====== Passage for review

Friday, 30 April 2004

2004: The Servant of Two Masters by Carlo Goldini

The Servant of Two Masters by Carlo Goldini.  Bell Shakespeare Company directed by John Bell at The Playhouse, April 29 until May 15, 7.30pm.  Matinees Saturdays May 1 and 15, 1.30pm.  Bookings: 6275 2700 or 1800 802 025.

    Go, Go, Go for Gold...ini!  Take the kids to the matinees, they'll love it.  Ring the Bell for John and his great team of designers, choreographers and actors.  First among equals is Darren Gilshenan as the wildly comic servant Truffaldino.

Toll the bell for the late Nick Enright, sadly lost to cancer in 2002 at 52.  He and Ron Blair adapted this 1746 off-beat Italian romantic comedy by translating it into the very Australian comic style of performers like Graham Kennedy, the earlier vaudeville team of Stiffy and Mo, Aunty Jack (I'll come round your place and I'll rip your bloody arms off) and today's Kath and Kim.

The jokes come thick and fast, in words and action, half the time apparently nothing to do with the play, and often improvised like Theatre Sports.  There are no boundaries, and gradually a standard middle-class first-night Canberra audience warmed to the freedom until Truffaldino only had to show an eyebrow through the curtain and the place went wild.

============

- _What is required_:
Go on with the theater review of The Servant of Two Masters, starting after its last sentence.

====== Record excerpts

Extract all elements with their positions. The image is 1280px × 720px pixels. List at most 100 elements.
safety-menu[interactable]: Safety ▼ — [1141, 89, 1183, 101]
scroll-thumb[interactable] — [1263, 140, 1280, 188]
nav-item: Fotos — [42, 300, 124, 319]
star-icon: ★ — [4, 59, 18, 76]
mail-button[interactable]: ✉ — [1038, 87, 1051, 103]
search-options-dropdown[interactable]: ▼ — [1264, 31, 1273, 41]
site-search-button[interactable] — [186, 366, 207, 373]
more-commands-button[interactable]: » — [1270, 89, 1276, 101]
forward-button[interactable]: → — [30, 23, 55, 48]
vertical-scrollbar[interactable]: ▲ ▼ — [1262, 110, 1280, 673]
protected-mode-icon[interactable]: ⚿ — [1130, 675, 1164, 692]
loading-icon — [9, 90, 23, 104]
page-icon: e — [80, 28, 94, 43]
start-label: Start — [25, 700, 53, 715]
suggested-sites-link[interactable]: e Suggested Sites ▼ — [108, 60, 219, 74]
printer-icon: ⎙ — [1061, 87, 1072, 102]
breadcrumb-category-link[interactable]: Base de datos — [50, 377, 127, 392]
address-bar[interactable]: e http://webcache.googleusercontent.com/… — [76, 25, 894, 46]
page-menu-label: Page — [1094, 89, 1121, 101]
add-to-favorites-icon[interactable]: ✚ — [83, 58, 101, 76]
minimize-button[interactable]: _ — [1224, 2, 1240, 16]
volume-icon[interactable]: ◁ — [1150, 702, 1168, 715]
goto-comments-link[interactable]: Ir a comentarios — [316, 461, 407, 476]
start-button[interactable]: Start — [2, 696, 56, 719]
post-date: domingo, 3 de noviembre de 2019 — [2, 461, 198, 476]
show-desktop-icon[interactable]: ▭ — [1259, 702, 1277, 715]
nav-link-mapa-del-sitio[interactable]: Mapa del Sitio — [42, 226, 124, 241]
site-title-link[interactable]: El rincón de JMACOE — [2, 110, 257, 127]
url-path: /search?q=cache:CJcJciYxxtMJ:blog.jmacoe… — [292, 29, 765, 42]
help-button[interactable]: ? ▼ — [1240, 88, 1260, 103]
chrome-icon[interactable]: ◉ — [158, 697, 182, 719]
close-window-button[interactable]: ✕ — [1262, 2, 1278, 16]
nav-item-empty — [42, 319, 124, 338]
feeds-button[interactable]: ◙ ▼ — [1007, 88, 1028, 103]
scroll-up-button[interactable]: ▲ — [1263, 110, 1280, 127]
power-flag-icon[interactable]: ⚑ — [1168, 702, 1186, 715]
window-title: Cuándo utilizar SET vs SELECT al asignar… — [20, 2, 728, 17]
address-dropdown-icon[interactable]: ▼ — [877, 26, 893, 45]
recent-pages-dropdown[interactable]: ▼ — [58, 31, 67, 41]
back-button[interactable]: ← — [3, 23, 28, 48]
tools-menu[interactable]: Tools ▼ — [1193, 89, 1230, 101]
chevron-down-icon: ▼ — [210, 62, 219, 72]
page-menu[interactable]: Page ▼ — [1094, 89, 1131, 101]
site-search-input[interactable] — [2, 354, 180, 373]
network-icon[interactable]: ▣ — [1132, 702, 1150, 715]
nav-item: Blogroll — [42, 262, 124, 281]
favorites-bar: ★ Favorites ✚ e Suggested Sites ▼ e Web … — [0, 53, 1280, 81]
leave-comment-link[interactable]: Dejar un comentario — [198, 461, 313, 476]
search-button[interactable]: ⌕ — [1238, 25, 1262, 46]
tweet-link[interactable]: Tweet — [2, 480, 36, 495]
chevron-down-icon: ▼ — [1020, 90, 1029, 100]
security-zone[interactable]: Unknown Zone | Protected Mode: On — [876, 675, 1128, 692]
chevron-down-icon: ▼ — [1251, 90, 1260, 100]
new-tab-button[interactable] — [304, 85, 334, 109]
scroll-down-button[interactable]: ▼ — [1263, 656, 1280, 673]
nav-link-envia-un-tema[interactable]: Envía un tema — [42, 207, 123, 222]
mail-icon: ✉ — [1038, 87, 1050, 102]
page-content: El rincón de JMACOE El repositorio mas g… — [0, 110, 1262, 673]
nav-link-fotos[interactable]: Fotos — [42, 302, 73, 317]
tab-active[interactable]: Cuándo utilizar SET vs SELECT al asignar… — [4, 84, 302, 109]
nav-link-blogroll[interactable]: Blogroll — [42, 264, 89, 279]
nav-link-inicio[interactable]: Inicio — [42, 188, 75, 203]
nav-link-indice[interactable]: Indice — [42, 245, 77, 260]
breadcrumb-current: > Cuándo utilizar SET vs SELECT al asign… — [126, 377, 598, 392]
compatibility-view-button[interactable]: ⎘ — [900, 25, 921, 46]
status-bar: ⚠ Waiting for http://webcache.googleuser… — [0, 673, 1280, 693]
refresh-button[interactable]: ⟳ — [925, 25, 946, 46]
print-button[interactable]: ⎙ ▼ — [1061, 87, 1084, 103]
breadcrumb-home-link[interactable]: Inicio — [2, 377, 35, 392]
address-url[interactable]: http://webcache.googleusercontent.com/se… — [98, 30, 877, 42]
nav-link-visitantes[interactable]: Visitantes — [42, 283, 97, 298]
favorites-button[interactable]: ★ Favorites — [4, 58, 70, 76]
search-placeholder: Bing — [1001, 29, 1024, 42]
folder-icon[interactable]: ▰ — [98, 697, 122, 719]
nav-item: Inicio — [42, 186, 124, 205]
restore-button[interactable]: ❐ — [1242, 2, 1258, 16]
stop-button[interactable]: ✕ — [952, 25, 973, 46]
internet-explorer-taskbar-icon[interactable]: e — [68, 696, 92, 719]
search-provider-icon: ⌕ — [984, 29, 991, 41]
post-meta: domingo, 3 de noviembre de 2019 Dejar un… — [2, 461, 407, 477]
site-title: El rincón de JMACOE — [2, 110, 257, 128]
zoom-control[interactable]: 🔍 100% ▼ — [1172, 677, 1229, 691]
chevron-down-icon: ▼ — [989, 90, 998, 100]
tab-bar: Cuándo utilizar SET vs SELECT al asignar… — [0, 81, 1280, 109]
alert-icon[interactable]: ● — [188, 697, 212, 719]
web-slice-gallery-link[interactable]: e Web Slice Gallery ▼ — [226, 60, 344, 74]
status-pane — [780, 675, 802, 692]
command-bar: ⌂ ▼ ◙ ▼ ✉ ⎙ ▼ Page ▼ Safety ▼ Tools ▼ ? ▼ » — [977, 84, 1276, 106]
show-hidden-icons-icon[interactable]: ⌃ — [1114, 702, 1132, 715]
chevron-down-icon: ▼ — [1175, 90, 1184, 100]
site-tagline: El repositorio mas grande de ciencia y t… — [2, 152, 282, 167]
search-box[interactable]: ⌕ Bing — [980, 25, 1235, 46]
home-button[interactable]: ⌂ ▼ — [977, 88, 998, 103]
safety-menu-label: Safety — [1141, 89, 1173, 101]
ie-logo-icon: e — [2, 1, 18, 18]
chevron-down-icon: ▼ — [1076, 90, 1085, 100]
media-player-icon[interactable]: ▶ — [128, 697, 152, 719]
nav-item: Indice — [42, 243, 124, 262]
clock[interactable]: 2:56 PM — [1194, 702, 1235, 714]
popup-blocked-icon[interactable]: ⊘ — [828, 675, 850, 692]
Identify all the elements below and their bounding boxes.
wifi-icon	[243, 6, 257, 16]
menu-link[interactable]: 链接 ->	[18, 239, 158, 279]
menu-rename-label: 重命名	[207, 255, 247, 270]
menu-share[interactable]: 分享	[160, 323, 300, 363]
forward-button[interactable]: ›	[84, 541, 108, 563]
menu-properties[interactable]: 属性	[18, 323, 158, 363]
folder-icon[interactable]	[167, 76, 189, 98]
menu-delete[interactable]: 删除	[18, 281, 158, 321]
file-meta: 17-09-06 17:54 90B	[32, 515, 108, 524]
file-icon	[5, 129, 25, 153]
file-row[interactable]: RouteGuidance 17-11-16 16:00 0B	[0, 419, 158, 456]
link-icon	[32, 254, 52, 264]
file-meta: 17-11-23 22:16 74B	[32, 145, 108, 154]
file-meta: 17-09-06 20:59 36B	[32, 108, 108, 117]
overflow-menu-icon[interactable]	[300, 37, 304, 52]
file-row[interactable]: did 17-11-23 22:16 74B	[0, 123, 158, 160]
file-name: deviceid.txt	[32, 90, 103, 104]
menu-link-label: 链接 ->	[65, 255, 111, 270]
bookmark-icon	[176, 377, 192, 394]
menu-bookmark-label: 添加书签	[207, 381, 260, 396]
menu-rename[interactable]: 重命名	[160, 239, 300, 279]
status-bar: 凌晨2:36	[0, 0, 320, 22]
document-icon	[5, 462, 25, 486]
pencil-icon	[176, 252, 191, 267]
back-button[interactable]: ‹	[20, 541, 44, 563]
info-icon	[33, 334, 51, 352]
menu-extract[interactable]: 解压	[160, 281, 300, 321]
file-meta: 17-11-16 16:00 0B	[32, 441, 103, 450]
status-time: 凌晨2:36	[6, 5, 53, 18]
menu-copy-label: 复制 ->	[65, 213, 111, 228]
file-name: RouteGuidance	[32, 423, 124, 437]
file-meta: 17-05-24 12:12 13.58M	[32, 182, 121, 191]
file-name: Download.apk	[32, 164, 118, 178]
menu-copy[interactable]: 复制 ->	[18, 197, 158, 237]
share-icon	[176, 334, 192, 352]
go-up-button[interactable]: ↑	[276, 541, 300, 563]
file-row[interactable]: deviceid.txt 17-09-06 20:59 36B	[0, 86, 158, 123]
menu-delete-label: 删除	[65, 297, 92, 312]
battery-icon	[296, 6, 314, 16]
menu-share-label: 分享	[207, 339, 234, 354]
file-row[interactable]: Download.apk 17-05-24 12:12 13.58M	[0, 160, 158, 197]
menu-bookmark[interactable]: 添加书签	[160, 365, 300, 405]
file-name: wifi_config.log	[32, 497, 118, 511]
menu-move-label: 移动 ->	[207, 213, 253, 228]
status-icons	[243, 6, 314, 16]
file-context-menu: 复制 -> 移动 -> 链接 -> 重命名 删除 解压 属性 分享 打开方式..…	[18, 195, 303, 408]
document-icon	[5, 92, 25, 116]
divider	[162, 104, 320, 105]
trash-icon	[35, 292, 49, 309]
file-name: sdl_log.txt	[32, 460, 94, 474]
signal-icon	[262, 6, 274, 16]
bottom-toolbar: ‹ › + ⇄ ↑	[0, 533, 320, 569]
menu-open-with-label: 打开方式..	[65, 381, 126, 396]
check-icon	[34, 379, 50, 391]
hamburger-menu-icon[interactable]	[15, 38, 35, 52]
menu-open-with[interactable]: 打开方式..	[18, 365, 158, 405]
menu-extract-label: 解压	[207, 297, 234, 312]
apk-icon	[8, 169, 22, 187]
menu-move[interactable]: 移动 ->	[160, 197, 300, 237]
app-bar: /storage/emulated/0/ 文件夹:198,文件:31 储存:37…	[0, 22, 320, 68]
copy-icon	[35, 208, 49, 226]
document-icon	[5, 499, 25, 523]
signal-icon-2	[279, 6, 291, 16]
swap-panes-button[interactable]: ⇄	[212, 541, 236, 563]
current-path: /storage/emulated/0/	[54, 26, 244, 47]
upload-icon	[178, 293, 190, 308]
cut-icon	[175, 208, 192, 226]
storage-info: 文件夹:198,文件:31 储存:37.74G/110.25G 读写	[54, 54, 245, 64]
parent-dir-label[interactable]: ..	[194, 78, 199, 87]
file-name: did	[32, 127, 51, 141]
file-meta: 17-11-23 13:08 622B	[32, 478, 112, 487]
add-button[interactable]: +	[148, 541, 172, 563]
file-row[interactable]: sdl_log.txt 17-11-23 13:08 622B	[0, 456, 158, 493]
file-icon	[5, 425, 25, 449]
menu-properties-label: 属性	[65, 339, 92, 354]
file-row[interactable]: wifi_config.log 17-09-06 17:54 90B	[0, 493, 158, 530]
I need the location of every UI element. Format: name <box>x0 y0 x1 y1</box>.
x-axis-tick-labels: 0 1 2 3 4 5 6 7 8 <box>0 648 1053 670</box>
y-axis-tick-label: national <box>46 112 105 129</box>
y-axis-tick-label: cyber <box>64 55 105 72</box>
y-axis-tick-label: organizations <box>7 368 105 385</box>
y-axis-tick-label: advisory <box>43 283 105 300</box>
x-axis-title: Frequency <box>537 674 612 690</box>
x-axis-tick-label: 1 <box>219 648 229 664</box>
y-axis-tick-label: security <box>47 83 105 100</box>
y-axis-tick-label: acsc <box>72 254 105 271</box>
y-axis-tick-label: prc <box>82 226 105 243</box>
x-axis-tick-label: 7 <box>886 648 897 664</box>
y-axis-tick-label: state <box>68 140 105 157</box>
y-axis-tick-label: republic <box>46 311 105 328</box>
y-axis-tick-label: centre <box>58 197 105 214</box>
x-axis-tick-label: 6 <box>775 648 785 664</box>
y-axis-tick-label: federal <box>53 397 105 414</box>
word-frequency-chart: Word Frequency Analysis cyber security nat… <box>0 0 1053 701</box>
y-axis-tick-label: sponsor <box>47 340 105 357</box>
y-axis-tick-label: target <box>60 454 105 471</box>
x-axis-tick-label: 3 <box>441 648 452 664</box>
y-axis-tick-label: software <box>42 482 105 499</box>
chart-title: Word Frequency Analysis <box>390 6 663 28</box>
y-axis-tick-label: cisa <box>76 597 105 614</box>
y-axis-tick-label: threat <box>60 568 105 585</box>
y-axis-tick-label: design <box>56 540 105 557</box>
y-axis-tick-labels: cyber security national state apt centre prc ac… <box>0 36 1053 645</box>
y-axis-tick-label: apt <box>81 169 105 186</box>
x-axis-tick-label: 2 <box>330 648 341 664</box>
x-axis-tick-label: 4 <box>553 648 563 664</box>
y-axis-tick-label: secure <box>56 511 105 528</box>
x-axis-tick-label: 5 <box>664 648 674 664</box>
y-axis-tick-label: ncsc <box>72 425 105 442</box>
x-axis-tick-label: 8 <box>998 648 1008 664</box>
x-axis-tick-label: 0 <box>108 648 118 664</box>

============

- _Exercise output_:
But the play works so well because Goldini knew what he was doing.  He took the popular Italian commedia street theatre into the theatre for the educated classes.  The stock characters now have a new significance and the play becomes a social satire in which the servant class ups the ante on the master class and a sense of equality is the name of game in the final scene.  I guess most of the audience today are descendants of the working class, so the play fits our Australian egalitarian sensibility.

In fact, I find myself thinking, we need this play to remind us not to let our rough and tumble knockabout ironic humour become lost in the new corporate world.  It's what makes Australia endearing and different from the overblown self-importance of other cultures.  This production is true to our culture, and it's great to see.  Don't miss it, or I'll send Aunty Jack round your place.